§ MATERIAL SHOWN:
================
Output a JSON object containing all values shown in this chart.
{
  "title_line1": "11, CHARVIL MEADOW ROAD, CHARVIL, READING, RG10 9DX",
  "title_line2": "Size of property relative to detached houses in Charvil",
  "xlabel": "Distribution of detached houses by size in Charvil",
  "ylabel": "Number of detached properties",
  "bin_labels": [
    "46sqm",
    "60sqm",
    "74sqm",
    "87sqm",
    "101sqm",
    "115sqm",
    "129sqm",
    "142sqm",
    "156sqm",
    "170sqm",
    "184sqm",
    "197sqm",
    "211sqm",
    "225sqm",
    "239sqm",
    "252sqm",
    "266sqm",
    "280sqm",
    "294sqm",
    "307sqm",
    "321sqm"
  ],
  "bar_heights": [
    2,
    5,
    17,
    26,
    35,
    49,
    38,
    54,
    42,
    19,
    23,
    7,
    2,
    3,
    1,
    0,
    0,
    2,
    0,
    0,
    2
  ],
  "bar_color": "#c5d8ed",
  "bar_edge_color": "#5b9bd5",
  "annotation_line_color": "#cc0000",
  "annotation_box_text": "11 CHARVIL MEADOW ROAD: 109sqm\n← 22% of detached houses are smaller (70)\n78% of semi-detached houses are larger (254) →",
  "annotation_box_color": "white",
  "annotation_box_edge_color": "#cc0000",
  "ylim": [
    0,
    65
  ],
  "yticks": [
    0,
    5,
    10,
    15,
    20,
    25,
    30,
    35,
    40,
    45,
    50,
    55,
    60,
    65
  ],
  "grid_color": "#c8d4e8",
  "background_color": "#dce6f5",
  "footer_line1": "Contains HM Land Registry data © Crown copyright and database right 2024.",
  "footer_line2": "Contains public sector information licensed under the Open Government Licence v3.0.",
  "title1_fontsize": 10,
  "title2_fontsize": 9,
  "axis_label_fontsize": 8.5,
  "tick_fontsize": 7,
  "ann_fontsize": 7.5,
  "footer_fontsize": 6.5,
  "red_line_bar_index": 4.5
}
================
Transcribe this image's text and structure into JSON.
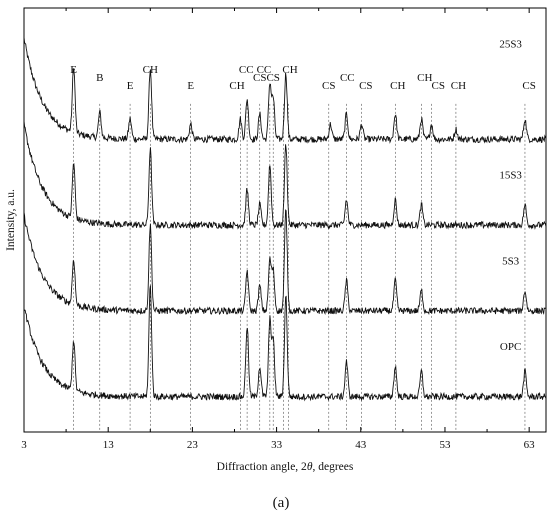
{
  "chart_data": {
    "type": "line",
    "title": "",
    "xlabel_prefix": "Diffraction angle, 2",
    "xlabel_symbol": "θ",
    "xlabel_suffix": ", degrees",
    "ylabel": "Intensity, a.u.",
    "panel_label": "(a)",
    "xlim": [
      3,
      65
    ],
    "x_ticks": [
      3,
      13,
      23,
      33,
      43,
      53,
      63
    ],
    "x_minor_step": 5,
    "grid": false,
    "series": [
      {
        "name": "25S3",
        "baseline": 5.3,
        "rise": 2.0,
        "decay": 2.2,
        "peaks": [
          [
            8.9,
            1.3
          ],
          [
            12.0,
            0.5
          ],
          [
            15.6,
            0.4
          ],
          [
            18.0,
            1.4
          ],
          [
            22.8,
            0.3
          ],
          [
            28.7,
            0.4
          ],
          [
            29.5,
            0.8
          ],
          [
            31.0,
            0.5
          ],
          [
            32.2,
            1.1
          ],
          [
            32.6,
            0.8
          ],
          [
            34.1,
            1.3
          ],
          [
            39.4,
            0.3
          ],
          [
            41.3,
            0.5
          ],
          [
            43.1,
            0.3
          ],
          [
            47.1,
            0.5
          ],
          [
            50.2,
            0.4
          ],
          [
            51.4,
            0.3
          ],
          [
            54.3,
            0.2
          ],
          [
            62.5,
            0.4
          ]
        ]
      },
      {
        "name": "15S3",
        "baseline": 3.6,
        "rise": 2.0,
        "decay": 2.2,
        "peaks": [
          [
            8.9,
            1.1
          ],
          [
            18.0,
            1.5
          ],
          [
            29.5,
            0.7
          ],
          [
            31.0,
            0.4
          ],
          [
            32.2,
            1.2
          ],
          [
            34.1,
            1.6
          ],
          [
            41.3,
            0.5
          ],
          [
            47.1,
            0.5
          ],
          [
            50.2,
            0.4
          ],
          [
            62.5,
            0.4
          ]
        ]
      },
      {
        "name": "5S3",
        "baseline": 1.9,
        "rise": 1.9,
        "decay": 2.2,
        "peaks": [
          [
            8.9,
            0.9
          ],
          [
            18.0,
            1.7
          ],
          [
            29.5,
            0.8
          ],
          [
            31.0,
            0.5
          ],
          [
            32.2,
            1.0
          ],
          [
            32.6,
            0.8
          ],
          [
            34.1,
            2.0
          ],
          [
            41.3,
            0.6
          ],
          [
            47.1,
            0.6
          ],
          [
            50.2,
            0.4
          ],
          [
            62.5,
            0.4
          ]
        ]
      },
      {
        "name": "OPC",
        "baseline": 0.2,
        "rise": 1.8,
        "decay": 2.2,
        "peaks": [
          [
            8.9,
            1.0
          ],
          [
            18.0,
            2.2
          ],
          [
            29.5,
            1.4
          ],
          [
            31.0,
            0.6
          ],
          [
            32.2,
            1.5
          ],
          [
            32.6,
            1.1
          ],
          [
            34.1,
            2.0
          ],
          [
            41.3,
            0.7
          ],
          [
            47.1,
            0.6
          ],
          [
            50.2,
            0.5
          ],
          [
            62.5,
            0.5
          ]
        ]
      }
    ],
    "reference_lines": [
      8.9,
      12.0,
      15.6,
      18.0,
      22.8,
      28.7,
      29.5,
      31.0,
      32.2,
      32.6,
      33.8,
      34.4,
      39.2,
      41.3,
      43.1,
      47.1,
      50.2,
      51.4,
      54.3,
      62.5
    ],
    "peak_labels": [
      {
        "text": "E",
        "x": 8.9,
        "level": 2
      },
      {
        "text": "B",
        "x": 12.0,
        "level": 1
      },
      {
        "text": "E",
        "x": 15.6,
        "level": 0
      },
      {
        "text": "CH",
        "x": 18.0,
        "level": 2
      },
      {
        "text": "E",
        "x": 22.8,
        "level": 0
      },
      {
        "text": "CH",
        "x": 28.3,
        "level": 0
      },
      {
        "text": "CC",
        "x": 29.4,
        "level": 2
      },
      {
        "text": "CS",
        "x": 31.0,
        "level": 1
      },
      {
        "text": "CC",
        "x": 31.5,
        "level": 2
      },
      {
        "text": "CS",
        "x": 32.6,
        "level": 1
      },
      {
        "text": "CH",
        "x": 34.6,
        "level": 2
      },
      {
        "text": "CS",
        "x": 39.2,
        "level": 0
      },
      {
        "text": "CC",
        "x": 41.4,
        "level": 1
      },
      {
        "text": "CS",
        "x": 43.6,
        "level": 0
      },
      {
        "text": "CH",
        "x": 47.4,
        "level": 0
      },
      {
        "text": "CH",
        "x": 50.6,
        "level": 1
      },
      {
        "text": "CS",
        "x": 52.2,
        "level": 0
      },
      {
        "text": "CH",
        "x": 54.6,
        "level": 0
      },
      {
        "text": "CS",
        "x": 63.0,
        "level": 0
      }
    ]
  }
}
================
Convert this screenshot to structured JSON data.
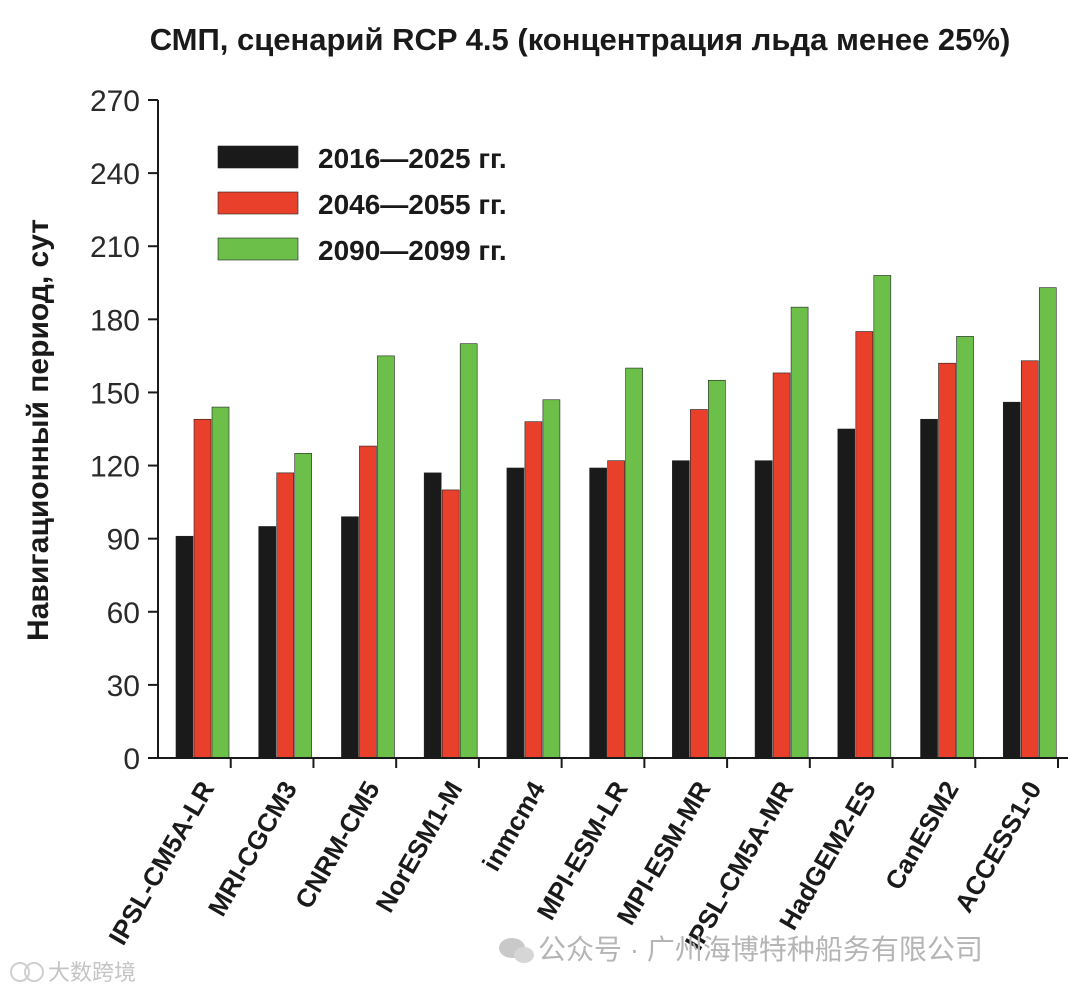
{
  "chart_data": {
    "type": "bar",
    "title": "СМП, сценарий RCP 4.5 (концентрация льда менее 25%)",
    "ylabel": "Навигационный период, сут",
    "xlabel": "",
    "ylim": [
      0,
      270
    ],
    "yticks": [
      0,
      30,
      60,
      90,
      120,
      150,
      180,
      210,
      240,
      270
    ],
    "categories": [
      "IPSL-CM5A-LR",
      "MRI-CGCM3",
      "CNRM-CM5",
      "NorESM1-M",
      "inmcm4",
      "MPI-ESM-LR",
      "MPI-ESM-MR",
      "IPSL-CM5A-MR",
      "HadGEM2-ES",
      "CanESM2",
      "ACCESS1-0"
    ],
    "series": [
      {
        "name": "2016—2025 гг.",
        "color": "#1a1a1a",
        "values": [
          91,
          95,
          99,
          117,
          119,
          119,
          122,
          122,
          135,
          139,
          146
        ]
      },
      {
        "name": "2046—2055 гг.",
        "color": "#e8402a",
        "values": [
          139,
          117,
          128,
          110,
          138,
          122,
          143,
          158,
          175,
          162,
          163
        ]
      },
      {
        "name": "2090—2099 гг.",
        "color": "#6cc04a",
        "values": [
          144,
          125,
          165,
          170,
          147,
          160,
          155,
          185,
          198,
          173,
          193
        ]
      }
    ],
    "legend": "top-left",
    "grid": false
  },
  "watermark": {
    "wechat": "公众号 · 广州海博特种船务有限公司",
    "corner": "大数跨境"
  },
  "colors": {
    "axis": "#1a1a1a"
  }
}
================
§ EXERCISE REQUIREMENTS:
Sift through the entries and copy every line with "baseline".

§ EXERCISE SOLUTION:
        "baseline": 5.3,
        "baseline": 3.6,
        "baseline": 1.9,
        "baseline": 0.2,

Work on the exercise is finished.